[REQUEST]: State the number of lines that contain the word "bottom", and add nothing else.

[RECORDS PROVIDED]:
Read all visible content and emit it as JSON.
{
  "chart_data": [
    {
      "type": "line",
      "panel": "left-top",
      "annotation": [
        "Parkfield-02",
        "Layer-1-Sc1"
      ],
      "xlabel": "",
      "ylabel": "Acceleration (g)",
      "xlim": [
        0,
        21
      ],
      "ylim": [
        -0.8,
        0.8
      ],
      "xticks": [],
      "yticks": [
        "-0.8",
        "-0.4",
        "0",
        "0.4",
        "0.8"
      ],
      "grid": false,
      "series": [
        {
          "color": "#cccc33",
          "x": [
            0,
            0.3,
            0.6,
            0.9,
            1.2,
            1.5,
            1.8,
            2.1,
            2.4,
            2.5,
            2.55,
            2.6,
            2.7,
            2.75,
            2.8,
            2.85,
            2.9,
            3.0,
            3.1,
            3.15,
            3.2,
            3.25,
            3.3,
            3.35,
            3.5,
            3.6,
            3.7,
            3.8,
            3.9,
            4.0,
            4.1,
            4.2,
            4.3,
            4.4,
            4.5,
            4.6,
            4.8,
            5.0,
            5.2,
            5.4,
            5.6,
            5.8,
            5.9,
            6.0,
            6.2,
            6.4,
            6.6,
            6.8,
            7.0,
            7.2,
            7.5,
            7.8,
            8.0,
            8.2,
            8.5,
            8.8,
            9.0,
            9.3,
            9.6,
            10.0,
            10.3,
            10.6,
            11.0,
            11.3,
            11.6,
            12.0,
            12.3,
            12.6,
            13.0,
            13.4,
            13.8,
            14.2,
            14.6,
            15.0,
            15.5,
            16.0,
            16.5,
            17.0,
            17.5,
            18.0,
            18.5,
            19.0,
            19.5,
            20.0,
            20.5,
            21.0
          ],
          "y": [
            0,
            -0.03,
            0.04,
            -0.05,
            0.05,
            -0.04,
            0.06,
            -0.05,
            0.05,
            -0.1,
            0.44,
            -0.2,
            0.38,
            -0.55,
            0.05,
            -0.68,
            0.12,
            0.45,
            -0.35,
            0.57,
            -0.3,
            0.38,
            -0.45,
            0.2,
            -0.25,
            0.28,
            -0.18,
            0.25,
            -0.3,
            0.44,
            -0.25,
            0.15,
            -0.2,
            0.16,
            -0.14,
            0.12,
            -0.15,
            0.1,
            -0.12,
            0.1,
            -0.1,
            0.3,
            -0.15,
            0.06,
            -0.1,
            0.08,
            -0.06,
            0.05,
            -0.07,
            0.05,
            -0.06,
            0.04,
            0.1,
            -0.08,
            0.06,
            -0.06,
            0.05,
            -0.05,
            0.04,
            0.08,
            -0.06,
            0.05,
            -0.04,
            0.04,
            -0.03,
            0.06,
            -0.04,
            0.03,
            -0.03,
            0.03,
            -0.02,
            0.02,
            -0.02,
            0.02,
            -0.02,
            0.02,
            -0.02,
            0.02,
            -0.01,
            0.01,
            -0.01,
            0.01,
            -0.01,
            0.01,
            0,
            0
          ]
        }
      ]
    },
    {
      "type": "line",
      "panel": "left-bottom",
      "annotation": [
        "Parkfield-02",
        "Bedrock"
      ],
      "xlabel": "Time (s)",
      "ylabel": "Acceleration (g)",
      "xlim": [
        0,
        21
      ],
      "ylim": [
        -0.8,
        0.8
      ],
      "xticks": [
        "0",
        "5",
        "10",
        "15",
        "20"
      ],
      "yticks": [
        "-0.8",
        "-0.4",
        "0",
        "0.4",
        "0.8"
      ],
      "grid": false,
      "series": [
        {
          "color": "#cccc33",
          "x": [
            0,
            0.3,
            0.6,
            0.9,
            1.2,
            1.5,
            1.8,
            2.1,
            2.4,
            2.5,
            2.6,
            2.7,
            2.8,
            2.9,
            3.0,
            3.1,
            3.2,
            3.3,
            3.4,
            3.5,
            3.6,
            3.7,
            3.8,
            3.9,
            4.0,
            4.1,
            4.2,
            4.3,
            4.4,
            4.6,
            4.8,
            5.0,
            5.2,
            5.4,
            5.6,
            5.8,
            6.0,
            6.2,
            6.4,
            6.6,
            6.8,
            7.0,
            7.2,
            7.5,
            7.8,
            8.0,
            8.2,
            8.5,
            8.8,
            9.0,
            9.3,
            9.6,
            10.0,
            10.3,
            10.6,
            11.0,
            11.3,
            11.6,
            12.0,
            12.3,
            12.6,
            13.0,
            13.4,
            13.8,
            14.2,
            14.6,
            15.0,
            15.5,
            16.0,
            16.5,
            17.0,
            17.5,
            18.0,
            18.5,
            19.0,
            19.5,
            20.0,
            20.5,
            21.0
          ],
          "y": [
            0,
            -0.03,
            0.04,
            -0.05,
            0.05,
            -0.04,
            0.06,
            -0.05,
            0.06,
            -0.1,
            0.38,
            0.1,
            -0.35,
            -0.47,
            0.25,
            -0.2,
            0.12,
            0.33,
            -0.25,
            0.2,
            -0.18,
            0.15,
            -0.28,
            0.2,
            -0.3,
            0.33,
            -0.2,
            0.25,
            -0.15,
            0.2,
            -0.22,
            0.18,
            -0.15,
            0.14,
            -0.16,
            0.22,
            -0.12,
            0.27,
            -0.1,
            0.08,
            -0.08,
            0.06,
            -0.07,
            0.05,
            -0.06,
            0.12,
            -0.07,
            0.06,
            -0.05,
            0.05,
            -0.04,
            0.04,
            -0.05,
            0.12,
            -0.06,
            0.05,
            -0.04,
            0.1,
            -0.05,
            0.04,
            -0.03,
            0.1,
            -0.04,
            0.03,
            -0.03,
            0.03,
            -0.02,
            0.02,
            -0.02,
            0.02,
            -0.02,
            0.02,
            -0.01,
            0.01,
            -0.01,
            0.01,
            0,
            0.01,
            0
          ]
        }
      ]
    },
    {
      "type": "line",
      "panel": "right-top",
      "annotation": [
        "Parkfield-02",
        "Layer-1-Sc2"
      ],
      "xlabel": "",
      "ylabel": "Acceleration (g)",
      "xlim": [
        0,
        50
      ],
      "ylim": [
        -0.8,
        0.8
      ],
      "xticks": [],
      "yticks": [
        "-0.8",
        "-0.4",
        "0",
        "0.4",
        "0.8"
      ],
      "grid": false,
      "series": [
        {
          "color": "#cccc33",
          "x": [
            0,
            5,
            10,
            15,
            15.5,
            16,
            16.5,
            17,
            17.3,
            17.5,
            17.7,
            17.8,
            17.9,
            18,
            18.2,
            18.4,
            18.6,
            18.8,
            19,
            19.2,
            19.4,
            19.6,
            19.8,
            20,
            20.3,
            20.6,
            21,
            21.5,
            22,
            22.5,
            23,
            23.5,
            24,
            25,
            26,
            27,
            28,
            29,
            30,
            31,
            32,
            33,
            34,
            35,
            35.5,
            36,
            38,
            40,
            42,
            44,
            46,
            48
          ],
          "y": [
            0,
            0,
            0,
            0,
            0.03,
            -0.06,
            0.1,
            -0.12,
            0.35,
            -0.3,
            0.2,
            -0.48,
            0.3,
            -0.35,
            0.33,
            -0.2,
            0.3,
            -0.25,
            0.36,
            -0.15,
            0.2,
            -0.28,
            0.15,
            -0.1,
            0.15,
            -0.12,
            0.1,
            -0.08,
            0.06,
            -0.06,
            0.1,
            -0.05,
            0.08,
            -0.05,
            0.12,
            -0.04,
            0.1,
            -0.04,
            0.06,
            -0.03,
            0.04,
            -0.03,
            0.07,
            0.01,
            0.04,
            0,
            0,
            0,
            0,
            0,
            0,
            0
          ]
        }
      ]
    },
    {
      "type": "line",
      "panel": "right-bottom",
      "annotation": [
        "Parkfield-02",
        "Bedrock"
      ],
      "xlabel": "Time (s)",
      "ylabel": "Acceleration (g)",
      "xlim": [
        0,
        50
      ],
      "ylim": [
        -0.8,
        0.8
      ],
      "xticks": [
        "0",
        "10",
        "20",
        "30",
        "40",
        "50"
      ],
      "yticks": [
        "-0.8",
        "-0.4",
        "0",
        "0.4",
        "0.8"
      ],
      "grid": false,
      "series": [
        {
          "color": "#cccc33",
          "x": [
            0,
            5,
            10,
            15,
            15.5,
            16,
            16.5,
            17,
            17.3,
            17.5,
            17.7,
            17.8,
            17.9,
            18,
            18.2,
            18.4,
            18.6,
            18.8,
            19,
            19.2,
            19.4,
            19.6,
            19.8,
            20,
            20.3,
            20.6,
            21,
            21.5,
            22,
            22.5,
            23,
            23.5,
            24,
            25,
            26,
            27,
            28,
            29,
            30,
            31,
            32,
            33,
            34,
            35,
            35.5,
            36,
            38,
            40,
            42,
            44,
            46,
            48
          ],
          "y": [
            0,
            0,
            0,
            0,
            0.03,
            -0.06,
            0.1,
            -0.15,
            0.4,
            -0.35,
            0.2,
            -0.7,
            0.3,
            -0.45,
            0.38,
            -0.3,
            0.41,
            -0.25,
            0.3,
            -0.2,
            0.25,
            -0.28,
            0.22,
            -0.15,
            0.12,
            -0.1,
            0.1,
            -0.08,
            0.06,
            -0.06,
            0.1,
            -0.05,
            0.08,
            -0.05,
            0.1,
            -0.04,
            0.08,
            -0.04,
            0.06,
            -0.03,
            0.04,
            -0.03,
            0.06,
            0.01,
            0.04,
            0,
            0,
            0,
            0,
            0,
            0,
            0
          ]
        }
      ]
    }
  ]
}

[CORRECT OUTPUT]: 2